§ **Description of the task**: Where a line holds the word "color", copy that line.

(Chart and figure data)
....

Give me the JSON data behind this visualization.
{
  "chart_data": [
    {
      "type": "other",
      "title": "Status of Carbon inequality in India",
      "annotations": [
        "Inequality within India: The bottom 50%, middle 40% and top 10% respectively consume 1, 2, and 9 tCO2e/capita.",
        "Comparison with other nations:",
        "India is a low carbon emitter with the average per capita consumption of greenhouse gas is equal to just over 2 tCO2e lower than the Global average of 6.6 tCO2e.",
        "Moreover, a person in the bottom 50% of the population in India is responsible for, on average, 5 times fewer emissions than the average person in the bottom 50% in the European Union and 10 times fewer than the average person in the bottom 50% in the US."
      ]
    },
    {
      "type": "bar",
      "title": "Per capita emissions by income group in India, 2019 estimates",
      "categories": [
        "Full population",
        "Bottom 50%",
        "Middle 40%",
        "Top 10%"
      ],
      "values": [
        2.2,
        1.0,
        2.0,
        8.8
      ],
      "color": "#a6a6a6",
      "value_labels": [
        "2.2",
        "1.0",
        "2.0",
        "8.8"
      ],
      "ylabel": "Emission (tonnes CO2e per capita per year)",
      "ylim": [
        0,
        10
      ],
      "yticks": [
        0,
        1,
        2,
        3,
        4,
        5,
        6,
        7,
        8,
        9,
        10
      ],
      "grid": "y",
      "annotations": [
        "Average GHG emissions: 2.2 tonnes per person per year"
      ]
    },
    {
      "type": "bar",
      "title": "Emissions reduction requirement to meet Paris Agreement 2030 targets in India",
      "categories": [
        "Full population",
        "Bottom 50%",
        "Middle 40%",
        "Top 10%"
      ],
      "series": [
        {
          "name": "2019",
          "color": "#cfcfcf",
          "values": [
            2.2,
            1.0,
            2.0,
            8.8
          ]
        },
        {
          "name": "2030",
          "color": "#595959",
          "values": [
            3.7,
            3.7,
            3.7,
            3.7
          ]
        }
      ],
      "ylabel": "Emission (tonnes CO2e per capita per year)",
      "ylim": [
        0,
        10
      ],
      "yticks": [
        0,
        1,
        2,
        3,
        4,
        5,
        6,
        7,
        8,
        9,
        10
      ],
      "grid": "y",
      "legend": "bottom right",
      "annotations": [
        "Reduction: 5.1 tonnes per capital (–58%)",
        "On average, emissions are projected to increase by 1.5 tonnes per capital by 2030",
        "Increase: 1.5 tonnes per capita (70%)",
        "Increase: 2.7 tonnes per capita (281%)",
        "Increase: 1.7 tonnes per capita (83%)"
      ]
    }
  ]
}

....

§ **The completed task**:
      "color": "#a6a6a6",
          "color": "#cfcfcf",
          "color": "#595959",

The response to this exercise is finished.